**Set exercise**. Take the data below and repeat it exactly.

**Stored records**.
____________________
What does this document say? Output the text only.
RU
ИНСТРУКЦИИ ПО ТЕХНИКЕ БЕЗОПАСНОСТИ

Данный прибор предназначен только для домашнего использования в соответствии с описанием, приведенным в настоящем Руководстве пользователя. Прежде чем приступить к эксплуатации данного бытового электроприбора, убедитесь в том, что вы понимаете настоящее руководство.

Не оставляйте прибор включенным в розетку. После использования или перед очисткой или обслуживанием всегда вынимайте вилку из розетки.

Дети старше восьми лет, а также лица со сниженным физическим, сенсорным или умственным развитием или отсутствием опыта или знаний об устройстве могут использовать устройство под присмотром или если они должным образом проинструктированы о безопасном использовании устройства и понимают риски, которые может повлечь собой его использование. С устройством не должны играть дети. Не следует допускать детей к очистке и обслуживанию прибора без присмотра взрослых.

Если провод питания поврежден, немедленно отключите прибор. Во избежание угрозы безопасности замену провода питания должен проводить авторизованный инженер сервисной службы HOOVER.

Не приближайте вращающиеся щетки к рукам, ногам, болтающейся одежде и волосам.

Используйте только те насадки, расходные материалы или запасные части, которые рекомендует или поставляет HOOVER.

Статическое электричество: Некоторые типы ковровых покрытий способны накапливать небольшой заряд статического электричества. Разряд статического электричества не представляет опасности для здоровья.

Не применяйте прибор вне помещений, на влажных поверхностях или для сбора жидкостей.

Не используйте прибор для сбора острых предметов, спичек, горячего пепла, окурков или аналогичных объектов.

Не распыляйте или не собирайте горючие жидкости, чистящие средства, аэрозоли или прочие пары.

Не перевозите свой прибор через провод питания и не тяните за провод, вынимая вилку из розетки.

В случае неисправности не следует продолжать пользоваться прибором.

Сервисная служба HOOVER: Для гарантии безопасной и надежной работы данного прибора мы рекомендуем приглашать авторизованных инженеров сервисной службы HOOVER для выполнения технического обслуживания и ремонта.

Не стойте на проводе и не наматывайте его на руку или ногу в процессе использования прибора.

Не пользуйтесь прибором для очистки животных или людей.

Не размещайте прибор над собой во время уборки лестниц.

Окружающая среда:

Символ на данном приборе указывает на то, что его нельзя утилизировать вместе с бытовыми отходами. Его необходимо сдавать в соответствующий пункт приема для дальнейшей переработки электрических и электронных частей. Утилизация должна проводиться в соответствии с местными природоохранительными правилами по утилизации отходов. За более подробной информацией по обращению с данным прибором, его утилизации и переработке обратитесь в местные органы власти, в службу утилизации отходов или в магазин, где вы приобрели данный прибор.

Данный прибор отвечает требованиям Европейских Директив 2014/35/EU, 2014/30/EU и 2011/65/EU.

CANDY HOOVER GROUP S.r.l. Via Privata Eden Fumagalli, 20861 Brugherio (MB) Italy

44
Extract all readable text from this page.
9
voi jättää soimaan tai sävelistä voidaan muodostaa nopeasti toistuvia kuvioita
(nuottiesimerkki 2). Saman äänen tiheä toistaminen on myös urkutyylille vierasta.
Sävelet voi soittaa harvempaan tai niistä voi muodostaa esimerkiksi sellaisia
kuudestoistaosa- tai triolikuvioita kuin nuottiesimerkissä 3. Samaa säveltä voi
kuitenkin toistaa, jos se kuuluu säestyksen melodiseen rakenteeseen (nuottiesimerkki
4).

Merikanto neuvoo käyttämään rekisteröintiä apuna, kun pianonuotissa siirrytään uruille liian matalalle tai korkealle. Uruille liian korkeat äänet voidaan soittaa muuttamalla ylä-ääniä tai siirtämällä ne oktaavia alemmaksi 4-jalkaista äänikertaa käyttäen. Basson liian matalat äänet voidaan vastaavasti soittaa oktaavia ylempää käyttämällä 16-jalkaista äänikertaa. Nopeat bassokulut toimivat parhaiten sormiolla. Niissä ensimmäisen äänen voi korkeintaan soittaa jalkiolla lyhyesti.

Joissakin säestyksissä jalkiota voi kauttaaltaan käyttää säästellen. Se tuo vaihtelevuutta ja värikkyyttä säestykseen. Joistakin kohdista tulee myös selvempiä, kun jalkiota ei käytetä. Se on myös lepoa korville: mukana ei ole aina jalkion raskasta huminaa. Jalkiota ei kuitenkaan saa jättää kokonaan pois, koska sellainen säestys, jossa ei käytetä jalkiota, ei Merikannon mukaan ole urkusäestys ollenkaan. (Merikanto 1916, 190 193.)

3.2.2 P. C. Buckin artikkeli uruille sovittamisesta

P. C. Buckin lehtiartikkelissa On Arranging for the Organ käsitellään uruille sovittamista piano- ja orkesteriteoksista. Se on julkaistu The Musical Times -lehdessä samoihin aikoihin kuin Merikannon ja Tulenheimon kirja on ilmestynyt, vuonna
____________________
**Output**.
What does this document say? Output the text only.
RU
ИНСТРУКЦИИ ПО ТЕХНИКЕ БЕЗОПАСНОСТИ

Данный прибор предназначен только для домашнего использования в соответствии с описанием, приведенным в настоящем Руководстве пользователя. Прежде чем приступить к эксплуатации данного бытового электроприбора, убедитесь в том, что вы понимаете настоящее руководство.

Не оставляйте прибор включенным в розетку. После использования или перед очисткой или обслуживанием всегда вынимайте вилку из розетки.

Дети старше восьми лет, а также лица со сниженным физическим, сенсорным или умственным развитием или отсутствием опыта или знаний об устройстве могут использовать устройство под присмотром или если они должным образом проинструктированы о безопасном использовании устройства и понимают риски, которые может повлечь собой его использование. С устройством не должны играть дети. Не следует допускать детей к очистке и обслуживанию прибора без присмотра взрослых.

Если провод питания поврежден, немедленно отключите прибор. Во избежание угрозы безопасности замену провода питания должен проводить авторизованный инженер сервисной службы HOOVER.

Не приближайте вращающиеся щетки к рукам, ногам, болтающейся одежде и волосам.

Используйте только те насадки, расходные материалы или запасные части, которые рекомендует или поставляет HOOVER.

Статическое электричество: Некоторые типы ковровых покрытий способны накапливать небольшой заряд статического электричества. Разряд статического электричества не представляет опасности для здоровья.

Не применяйте прибор вне помещений, на влажных поверхностях или для сбора жидкостей.

Не используйте прибор для сбора острых предметов, спичек, горячего пепла, окурков или аналогичных объектов.

Не распыляйте или не собирайте горючие жидкости, чистящие средства, аэрозоли или прочие пары.

Не перевозите свой прибор через провод питания и не тяните за провод, вынимая вилку из розетки.

В случае неисправности не следует продолжать пользоваться прибором.

Сервисная служба HOOVER: Для гарантии безопасной и надежной работы данного прибора мы рекомендуем приглашать авторизованных инженеров сервисной службы HOOVER для выполнения технического обслуживания и ремонта.

Не стойте на проводе и не наматывайте его на руку или ногу в процессе использования прибора.

Не пользуйтесь прибором для очистки животных или людей.

Не размещайте прибор над собой во время уборки лестниц.

Окружающая среда:

Символ на данном приборе указывает на то, что его нельзя утилизировать вместе с бытовыми отходами. Его необходимо сдавать в соответствующий пункт приема для дальнейшей переработки электрических и электронных частей. Утилизация должна проводиться в соответствии с местными природоохранительными правилами по утилизации отходов. За более подробной информацией по обращению с данным прибором, его утилизации и переработке обратитесь в местные органы власти, в службу утилизации отходов или в магазин, где вы приобрели данный прибор.

Данный прибор отвечает требованиям Европейских Директив 2014/35/EU, 2014/30/EU и 2011/65/EU.

CANDY HOOVER GROUP S.r.l. Via Privata Eden Fumagalli, 20861 Brugherio (MB) Italy

44
Extract all readable text from this page.
9
voi jättää soimaan tai sävelistä voidaan muodostaa nopeasti toistuvia kuvioita
(nuottiesimerkki 2). Saman äänen tiheä toistaminen on myös urkutyylille vierasta.
Sävelet voi soittaa harvempaan tai niistä voi muodostaa esimerkiksi sellaisia
kuudestoistaosa- tai triolikuvioita kuin nuottiesimerkissä 3. Samaa säveltä voi
kuitenkin toistaa, jos se kuuluu säestyksen melodiseen rakenteeseen (nuottiesimerkki
4).

Merikanto neuvoo käyttämään rekisteröintiä apuna, kun pianonuotissa siirrytään uruille liian matalalle tai korkealle. Uruille liian korkeat äänet voidaan soittaa muuttamalla ylä-ääniä tai siirtämällä ne oktaavia alemmaksi 4-jalkaista äänikertaa käyttäen. Basson liian matalat äänet voidaan vastaavasti soittaa oktaavia ylempää käyttämällä 16-jalkaista äänikertaa. Nopeat bassokulut toimivat parhaiten sormiolla. Niissä ensimmäisen äänen voi korkeintaan soittaa jalkiolla lyhyesti.

Joissakin säestyksissä jalkiota voi kauttaaltaan käyttää säästellen. Se tuo vaihtelevuutta ja värikkyyttä säestykseen. Joistakin kohdista tulee myös selvempiä, kun jalkiota ei käytetä. Se on myös lepoa korville: mukana ei ole aina jalkion raskasta huminaa. Jalkiota ei kuitenkaan saa jättää kokonaan pois, koska sellainen säestys, jossa ei käytetä jalkiota, ei Merikannon mukaan ole urkusäestys ollenkaan. (Merikanto 1916, 190 193.)

3.2.2 P. C. Buckin artikkeli uruille sovittamisesta

P. C. Buckin lehtiartikkelissa On Arranging for the Organ käsitellään uruille sovittamista piano- ja orkesteriteoksista. Se on julkaistu The Musical Times -lehdessä samoihin aikoihin kuin Merikannon ja Tulenheimon kirja on ilmestynyt, vuonna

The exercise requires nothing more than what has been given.